═════ Text extract ═════

For this US women’s basketball Olympic run, stop arguing and enjoy what we have
PARIS — They played badly in the first half against Nigeria. Really not well.
At halftime they led by 19 points.
Such is life for the U.S. women’s national basketball team, which won its 59th consecutive Olympic game on Wednesday, beating Nigeria 88-74, to advance to the semifinals on Friday, where it will play Australia. They are now 76-3 all-time in the Olympics, dating back to the introduction of women’s basketball in 1976. They haven’t lost an Olympic basketball game since Aug. 5, 1992 — and I know that because I covered that game that day in Badalona, Spain.
It was late in the 1992 Summer Games. The U.S. women, like all the other competitors, were overshadowed by the NBA-dominant Dream Team. But that didn’t mean the U.S. women were expected to win gold any less than the men. In their three pool games in Barcelona, they had won by an average of 45.3 points per game. Teresa Edwards, Teresa Weatherspoon, Katrina McClain and Cynthia Cooper were all future Naismith Memorial Basketball Hall of Famers, as was their coach, Theresa Grentz.

═════

Challenges
**A)** Swap "enjoy" for "savor" in the women's basketball article, and write out everything from "For this US" down to "Really not well." with that change.
**B)** Pick up the women's basketball article right after its last sentence and keep it going.
The listing after this plays no part in what you're asked to do.

═════ Raw data ═════

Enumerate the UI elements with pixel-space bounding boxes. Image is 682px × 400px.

═════

Per-task outputs
**A)**
For this US women’s basketball Olympic run, stop arguing and savor what we have
PARIS — They played badly in the first half against Nigeria. Really not well.

**B)**
But they lost in the semifinals to the Unified Team, an amalgamation of former Soviet Union states, 79-73. And the emotion afterward was not so much anger as shock. Losing seemed impossible.
And since ’92 it’s actually been that way.
This year’s U.S. women are just two wins shy of an eighth consecutive Olympic gold medal, a streak that began with the “Dream On” team in Atlanta in 1996. The program also hasn’t lost a game in the World Cup since a semifinal loss to Russia in 2006, and has won 30 straight Cup games and four straight championships since then. In official FIBA competition, the women have now won 80 games in a row; the overall record for the women’s Olympic, World Cup and junior national programs under USA Basketball is 174-3.
“The most dominant team of all time, I think, in any sport,” Kevin Durant said Tuesday night.
“You have a potential six-time gold medalist in Diana Taurasi,” he continued. “So you just have legendary players at all levels, legendary coaches. It’s just setting the standard for what USAB is on the women’s side — not just the women’s side, but overall. So I’m looking forward to supporting them.”
On Wednesday, LeBron James, Katie Ledecky, Michael Phelps, Dirk Nowitzki and Devin Booker sat courtside and watched the dynasty in action.
Why then is the discussion almost always about who is not on the team in a given cycle, and not about who is?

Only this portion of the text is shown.